— DIRECTION —
Below are the records. List every line holding the word "listed".

— EXTRACTED ENTRIES —
#####
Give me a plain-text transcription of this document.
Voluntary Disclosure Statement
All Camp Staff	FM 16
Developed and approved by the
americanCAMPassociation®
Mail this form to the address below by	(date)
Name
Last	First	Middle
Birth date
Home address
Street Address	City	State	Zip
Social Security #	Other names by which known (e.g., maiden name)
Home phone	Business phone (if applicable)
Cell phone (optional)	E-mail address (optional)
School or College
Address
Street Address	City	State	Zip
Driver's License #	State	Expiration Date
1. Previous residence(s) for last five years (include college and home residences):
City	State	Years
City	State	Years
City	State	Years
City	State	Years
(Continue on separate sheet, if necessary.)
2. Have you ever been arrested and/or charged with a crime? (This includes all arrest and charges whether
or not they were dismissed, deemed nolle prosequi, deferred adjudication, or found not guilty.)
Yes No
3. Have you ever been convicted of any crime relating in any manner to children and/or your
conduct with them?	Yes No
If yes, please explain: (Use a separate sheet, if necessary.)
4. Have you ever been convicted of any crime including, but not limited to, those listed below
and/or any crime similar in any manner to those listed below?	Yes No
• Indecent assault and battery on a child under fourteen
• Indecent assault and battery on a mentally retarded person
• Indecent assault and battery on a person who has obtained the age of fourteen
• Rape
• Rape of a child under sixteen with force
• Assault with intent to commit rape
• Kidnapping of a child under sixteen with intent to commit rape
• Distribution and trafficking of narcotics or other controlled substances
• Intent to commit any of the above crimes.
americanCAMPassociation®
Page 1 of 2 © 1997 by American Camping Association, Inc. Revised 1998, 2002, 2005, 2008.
#####
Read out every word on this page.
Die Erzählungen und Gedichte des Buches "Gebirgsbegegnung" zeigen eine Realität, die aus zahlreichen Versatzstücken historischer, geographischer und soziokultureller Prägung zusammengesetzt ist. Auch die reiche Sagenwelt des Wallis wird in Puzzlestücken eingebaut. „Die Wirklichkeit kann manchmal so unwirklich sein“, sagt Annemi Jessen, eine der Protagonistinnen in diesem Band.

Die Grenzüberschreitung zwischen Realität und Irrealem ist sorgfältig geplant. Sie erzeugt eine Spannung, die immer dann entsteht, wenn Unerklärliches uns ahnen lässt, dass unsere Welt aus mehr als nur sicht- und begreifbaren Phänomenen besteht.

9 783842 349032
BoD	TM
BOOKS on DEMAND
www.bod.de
#####
— EXERCISE RESPONSE —
4. Have you ever been convicted of any crime including, but not limited to, those listed below
and/or any crime similar in any manner to those listed below?	Yes No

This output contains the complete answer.